* [WORKING DATA]

* * *

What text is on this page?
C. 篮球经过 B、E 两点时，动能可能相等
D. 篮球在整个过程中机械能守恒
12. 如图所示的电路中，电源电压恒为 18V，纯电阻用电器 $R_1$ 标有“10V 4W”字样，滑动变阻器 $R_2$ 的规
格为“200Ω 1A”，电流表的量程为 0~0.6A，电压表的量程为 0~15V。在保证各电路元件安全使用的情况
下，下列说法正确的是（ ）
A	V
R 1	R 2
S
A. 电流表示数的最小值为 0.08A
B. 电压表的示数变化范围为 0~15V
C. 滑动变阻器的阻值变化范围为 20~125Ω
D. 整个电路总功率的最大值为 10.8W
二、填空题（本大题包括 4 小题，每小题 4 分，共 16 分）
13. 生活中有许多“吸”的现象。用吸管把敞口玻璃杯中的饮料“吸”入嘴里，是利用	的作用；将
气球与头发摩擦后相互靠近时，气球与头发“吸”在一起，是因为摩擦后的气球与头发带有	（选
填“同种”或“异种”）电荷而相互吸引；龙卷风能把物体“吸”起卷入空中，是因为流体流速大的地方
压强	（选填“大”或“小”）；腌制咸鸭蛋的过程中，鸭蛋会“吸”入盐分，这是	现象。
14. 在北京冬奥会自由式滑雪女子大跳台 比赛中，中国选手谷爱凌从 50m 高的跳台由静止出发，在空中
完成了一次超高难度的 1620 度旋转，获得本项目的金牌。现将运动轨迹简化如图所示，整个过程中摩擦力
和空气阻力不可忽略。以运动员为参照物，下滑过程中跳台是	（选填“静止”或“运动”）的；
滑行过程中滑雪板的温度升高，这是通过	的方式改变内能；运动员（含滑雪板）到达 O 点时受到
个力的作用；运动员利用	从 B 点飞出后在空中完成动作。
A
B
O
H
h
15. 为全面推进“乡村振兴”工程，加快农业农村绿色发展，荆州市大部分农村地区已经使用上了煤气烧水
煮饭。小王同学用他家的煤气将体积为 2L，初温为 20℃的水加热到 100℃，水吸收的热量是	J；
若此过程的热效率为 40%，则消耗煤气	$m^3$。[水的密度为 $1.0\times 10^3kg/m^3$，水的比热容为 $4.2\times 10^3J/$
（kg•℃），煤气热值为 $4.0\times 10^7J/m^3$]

* * *

* [THE PROBLEM] Repeat all of the records above exactly as written.

* [CORRECT OUTPUT]
What text is on this page?
C. 篮球经过 B、E 两点时，动能可能相等
D. 篮球在整个过程中机械能守恒
12. 如图所示的电路中，电源电压恒为 18V，纯电阻用电器 $R_1$ 标有“10V 4W”字样，滑动变阻器 $R_2$ 的规
格为“200Ω 1A”，电流表的量程为 0~0.6A，电压表的量程为 0~15V。在保证各电路元件安全使用的情况
下，下列说法正确的是（ ）
A	V
R 1	R 2
S
A. 电流表示数的最小值为 0.08A
B. 电压表的示数变化范围为 0~15V
C. 滑动变阻器的阻值变化范围为 20~125Ω
D. 整个电路总功率的最大值为 10.8W
二、填空题（本大题包括 4 小题，每小题 4 分，共 16 分）
13. 生活中有许多“吸”的现象。用吸管把敞口玻璃杯中的饮料“吸”入嘴里，是利用	的作用；将
气球与头发摩擦后相互靠近时，气球与头发“吸”在一起，是因为摩擦后的气球与头发带有	（选
填“同种”或“异种”）电荷而相互吸引；龙卷风能把物体“吸”起卷入空中，是因为流体流速大的地方
压强	（选填“大”或“小”）；腌制咸鸭蛋的过程中，鸭蛋会“吸”入盐分，这是	现象。
14. 在北京冬奥会自由式滑雪女子大跳台 比赛中，中国选手谷爱凌从 50m 高的跳台由静止出发，在空中
完成了一次超高难度的 1620 度旋转，获得本项目的金牌。现将运动轨迹简化如图所示，整个过程中摩擦力
和空气阻力不可忽略。以运动员为参照物，下滑过程中跳台是	（选填“静止”或“运动”）的；
滑行过程中滑雪板的温度升高，这是通过	的方式改变内能；运动员（含滑雪板）到达 O 点时受到
个力的作用；运动员利用	从 B 点飞出后在空中完成动作。
A
B
O
H
h
15. 为全面推进“乡村振兴”工程，加快农业农村绿色发展，荆州市大部分农村地区已经使用上了煤气烧水
煮饭。小王同学用他家的煤气将体积为 2L，初温为 20℃的水加热到 100℃，水吸收的热量是	J；
若此过程的热效率为 40%，则消耗煤气	$m^3$。[水的密度为 $1.0\times 10^3kg/m^3$，水的比热容为 $4.2\times 10^3J/$
（kg•℃），煤气热值为 $4.0\times 10^7J/m^3$]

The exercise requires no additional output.